Profiling memory usage is a trick that requires forays into more gray areas than the other metrics. Memory usage is relative, in that highly loaded RADIUS servers can use more memory and be within acceptable tolerances than lightly loaded servers. The different RADIUS servers in use, coupled with the various methods of holding packets and configurations in memory, prevent anyone from determining a single threshold at which memory use becomes rampant and detrimental. It's unique to each machine.

A better way to track memory usage is to correlate your measurements over a period of time with some of the other service metrics, such as total packets per second or logons per second, and another system metric, such as the load average. Over a period of three or four weeks you can begin to determine what an average load requires of the memory in your system.

Memory-use methods should also be analyzed. Unix and Unix-based operating systems will, by design, consume almost all of the available memory for a particular system. However, the way it uses this RAM most efficiently is by making it available as buffers. If the usage of a machine is primarily for buffers, than all is well. Any decent memory-usage utility will depict the current style of usage for a machine's memory.

Look for: an appropriate threshold for your machine. This can be determined, as mentioned previously, with time and base points on other metric. Servers saddled with 1 GB of RAM can approach 80% memory usage with more ease and less trouble than boxes equipped with 128 MB of RAM. Throwing memory at a machine is a cheap way to alleviate a usage problem, but you may want to examine other aspects of your system to determine if there is a memory leak or improper memory management in a running process.

Disk Usage

While disk space is getting cheaper by the minute in this day and age, it still makes sense to examine whether the space you already have is being used wisely. Accounting servers are notorious for accumulating gluts of information, although large user databases can occupy much space on RADIUS servers only handling authentication and authorization.

Look for: abnormally high disk-usage growth, particularly after a configuration change. Consider redundant disk arrays for extra space and added reliability and security. Also, for Unix and Linux machines, examine your partition structure, and ensure your logs and other files that need room to grow are placed on partitions with ample space.

Processes

Some monitoring systems watch processes at certain intervals, as scheduled by the Unix commands at or cron. You will want to monitor the critical processes for your server, which can depend on the software being used.

Look for: critical processes that are stopped or "zombied"; a high number of automatic alarm-restarts from your monitoring program. These events can indicate a configuration problem with your software or operating system or abnormally high loads.

10.2.5 Case Studies in Deployment and Availability

Once you've focused on securing the availability of your hardware and software through redundancy, you should examine making the entire RADIUS service as a whole more available. It's important to remember, however, that consultants who specialize in designing a network topology to be highly available make six-figure salaries doing just that, so to present every opportunity to make a system highly available is beyond the scope of the concept here. Like all plans for failure, you as the designer must strive to reach the "sweet spot" between cost and results.

In that spirit, I'll present two example network topologies that accomplish the most redundancy and availability without breaking the bank. I will cover the availability and redundancy strategies used in each design; then, you can take the best practices outlined here and use them as a starting point for your own design. And remember, part of being a designer is knowing when to bring in the big guns: don't be afraid to call a consultant if you realize that you're in over your head. It would simply be a waste of time, money, and system resources to continue at that point.

## [SUPPLIED ENTRIES]
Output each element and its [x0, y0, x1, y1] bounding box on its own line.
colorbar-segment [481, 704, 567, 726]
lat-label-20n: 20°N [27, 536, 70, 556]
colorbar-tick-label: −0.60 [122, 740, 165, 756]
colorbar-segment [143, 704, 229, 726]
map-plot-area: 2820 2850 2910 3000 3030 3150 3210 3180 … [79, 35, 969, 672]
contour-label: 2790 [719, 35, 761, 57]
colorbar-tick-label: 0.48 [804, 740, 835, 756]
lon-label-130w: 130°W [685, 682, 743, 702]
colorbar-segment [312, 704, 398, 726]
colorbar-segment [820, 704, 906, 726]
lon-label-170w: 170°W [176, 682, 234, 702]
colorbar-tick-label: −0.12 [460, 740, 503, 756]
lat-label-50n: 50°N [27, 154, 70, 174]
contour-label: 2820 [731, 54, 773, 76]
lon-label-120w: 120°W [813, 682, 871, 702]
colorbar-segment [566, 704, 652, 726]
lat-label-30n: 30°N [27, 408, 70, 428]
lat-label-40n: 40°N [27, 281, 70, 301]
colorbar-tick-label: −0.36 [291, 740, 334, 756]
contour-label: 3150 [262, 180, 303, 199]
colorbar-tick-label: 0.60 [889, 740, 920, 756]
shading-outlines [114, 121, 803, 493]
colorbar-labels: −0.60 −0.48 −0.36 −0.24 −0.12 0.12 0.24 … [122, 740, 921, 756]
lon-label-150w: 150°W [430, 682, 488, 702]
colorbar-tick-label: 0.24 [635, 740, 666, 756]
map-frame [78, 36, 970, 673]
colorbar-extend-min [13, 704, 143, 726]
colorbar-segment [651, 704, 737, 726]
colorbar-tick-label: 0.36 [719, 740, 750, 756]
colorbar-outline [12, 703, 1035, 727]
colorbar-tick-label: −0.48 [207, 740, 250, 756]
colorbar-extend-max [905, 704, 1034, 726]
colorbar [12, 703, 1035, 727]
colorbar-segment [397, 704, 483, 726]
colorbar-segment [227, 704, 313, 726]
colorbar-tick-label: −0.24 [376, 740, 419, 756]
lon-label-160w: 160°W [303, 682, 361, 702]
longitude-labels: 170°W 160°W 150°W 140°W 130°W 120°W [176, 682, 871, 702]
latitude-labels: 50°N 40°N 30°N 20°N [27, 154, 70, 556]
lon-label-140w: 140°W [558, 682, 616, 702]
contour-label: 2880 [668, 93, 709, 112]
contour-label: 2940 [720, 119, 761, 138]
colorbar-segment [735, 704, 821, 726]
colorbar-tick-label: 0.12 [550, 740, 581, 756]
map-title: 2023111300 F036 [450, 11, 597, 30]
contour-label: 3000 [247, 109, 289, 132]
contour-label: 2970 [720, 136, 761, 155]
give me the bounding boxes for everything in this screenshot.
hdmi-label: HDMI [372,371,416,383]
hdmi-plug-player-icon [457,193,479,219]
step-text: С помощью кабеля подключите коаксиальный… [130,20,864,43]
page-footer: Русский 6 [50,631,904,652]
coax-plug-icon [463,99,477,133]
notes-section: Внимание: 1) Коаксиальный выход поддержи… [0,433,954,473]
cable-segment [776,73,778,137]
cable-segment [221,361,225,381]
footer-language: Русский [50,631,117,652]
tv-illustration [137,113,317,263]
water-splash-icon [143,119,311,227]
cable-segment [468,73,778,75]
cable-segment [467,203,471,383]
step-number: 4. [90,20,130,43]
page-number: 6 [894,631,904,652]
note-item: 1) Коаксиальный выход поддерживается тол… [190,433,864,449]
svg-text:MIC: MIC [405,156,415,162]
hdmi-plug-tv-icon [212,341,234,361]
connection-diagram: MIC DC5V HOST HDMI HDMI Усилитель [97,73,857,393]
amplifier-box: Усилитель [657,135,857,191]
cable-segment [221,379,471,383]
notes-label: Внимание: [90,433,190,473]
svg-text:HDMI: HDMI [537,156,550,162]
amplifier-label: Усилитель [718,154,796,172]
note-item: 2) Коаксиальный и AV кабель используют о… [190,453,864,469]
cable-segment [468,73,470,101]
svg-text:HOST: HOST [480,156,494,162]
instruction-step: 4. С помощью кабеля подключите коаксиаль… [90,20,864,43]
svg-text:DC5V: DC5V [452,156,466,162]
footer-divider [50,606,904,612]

## [LIST OF TASKS]
(a) List every section heading in the RADIUS monitoring passage.
(b) Carry on the RADIUS monitoring passage from its last sentence.
The data above is separate material from the RADIUS monitoring passage.

## [SOLVED TASKS]
(a)
- Disk Usage
- Processes
- 10.2.5 Case Studies in Deployment and Availability

(b)
10.2.5.1 Scenario 1: A small, regional ISP

Raleigh Internet, Inc., is a small Internet service provider operating within the Research Triangle Park region of North Carolina. The provider offers service to residents of the region and the surrounding counties. Raleigh Internet has created points of presence in three locations: at its head office in Durham, with 1,000 ports; in a co-located telco area in Chapel Hill, with 1,500 ports; and a rented set of 2,500 ports from a network conglomerate to serve the Raleigh city proper. Their average user load is 35% on each POP, for a total active port count under normal load of 1,750 ports. They wish to provide as much service availability as possible, but the budget is certainly not unlimited and 99.999% uptime is not an explicit requirement. The ISP does need to maintain support for processing at 90% load (4,500 ports) across all its POPs without problems.

The company maintains a single set of RADIUS servers in its Durham office, along with its arsenal of other service machines for mail, personal web pages, Usenet, and additional services. It doesn't want to maintain separate RADIUS servers able to perform authentication on their own at each POP because of the administrative overhead involved in change management: for example, what if a user in Raleigh changed his password and then went to work in Chapel Hill? How would the password change propagate from the Raleigh machine to the Chapel Hill server? In addition, Raleigh Internet needs to maintain the ability to continue to authenticate users in the event one server goes down.

The solution for Raleigh Internet would look something like the topology depicted in Figure 10-1.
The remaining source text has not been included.